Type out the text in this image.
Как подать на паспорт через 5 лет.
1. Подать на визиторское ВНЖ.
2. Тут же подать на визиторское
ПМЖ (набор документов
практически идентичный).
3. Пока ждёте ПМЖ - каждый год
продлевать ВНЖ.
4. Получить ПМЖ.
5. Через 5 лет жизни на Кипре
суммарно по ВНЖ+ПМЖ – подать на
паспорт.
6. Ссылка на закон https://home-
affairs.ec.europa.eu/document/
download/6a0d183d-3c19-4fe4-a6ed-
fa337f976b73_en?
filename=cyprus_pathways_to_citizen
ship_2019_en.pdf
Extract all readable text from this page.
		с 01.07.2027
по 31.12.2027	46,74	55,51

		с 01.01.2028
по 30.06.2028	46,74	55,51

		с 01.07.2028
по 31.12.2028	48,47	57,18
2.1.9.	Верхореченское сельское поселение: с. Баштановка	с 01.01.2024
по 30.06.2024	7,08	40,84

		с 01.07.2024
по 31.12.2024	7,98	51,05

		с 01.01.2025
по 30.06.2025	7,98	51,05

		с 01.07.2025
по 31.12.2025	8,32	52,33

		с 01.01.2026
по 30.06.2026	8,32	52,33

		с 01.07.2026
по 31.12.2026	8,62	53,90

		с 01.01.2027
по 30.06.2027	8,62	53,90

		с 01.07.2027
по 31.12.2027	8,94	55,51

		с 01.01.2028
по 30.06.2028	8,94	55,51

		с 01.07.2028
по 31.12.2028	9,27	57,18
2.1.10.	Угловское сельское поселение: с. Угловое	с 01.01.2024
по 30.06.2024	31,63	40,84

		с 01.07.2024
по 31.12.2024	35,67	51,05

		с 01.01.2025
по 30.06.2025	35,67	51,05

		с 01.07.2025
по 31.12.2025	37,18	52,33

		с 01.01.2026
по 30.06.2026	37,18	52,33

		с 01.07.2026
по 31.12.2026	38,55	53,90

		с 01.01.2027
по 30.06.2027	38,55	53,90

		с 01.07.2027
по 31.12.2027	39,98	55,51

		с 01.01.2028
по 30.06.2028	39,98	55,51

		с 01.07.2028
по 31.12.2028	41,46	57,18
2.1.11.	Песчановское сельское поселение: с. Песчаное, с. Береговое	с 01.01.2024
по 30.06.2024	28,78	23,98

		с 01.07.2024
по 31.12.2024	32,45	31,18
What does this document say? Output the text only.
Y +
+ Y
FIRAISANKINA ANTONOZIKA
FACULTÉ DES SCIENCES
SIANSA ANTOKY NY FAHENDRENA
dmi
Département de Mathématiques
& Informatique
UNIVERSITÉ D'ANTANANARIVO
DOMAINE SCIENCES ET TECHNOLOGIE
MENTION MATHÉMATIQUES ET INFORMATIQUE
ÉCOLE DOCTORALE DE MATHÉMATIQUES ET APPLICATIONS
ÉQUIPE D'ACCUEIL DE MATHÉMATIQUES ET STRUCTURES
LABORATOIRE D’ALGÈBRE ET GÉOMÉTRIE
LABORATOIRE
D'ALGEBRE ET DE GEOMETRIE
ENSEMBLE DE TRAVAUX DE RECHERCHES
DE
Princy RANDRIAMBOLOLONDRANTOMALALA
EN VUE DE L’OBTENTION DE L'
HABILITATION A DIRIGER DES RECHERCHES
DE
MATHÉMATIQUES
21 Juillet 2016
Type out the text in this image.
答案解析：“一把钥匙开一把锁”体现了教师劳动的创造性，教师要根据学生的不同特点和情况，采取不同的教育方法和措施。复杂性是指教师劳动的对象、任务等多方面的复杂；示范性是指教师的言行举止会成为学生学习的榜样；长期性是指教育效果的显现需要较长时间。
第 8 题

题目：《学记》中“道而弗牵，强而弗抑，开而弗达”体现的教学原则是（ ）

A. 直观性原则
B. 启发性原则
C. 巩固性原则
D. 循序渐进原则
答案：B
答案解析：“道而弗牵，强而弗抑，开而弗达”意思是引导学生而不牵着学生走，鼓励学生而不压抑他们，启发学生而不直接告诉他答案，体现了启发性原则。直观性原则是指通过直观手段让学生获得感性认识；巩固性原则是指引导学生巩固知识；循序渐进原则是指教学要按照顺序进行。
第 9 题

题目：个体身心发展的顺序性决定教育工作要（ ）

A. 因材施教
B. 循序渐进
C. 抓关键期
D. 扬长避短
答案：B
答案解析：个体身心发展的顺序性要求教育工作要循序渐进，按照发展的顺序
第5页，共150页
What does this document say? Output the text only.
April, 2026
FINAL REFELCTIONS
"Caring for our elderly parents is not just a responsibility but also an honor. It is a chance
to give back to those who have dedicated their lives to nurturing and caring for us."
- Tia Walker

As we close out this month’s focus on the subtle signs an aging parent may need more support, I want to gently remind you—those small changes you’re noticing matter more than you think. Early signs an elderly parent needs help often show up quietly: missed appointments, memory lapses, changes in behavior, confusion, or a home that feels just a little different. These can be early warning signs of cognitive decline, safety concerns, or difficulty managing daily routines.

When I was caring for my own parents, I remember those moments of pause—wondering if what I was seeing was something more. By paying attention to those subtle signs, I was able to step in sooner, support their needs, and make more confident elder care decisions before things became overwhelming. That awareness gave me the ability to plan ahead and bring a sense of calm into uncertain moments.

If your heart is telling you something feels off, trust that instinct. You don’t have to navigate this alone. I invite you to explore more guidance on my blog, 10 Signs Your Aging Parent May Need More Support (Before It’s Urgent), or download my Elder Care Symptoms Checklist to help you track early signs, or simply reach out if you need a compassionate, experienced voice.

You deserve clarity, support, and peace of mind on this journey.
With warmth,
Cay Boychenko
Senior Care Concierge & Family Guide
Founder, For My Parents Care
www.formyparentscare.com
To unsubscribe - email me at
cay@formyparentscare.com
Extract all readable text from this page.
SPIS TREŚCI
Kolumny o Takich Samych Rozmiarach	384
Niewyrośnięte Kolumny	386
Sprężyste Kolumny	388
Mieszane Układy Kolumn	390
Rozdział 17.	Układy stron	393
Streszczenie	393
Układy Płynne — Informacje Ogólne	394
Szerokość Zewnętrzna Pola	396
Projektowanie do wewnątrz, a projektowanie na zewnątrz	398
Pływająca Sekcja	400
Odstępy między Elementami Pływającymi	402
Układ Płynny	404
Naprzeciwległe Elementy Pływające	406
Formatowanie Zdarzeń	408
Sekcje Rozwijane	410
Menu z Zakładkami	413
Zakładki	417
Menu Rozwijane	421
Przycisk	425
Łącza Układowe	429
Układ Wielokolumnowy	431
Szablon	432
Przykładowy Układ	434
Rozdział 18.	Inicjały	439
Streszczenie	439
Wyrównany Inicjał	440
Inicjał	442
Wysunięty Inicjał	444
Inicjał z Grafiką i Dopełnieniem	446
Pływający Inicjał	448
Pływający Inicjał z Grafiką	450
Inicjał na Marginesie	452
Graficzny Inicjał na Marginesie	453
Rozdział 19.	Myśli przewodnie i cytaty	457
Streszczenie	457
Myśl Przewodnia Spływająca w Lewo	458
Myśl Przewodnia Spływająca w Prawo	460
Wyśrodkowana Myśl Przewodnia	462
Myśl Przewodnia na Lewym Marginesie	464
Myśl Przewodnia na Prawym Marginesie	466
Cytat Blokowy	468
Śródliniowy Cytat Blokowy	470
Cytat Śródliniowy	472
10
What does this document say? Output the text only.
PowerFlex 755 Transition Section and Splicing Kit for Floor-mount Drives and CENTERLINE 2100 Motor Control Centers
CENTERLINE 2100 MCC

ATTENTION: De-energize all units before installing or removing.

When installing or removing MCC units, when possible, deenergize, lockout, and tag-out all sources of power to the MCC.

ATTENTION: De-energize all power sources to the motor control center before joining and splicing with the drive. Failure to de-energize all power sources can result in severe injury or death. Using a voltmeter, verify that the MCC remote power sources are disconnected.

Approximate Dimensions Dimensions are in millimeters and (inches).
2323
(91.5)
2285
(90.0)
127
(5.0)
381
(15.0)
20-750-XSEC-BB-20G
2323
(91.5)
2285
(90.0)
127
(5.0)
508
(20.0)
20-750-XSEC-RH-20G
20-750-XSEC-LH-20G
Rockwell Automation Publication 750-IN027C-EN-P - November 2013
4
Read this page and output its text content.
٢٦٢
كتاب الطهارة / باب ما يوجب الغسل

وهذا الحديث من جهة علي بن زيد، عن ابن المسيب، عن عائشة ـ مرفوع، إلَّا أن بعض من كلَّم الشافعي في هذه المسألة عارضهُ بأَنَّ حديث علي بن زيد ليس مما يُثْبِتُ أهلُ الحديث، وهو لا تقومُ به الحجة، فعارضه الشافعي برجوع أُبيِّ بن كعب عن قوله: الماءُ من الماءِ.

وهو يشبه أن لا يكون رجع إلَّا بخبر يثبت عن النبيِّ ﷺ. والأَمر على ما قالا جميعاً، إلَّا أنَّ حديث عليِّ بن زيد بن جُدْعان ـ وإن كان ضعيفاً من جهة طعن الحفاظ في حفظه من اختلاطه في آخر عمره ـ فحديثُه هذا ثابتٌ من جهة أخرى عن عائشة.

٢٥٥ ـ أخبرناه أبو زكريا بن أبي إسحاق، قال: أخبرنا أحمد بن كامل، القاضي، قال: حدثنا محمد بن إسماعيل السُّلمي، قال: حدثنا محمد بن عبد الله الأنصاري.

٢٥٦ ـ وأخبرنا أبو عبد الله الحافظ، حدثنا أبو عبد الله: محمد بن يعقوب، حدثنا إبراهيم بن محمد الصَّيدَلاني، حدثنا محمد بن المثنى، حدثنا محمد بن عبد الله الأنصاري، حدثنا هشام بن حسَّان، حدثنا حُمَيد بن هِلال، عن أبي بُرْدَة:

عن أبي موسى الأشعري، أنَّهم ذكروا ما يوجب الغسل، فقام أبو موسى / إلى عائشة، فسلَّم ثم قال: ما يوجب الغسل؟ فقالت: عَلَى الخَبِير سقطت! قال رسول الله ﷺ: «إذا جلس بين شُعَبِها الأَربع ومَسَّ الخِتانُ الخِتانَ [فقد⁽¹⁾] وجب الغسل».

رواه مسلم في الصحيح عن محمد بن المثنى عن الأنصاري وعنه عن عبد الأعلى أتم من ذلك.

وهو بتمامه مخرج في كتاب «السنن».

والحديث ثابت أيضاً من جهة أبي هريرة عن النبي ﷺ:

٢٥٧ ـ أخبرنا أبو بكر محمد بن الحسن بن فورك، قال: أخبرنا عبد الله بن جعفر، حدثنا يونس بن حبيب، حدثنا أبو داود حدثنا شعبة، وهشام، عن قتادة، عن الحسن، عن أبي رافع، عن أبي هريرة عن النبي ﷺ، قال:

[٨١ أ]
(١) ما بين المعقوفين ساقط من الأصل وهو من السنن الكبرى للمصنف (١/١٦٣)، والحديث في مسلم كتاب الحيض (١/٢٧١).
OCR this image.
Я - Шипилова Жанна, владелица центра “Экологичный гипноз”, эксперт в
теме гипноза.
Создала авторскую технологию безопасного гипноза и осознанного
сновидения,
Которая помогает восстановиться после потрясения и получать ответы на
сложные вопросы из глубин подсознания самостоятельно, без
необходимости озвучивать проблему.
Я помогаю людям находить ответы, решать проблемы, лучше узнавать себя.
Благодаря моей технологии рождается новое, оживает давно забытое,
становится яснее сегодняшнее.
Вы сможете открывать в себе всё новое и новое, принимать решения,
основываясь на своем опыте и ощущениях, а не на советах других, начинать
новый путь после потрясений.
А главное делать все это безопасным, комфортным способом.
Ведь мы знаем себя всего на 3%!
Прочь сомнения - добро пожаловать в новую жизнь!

### Problem
Look through the records and gather every line containing "units".

### Written reply
ATTENTION: De-energize all units before installing or removing.
When installing or removing MCC units, when possible, deenergize, lockout, and tag-out all sources of power to the MCC.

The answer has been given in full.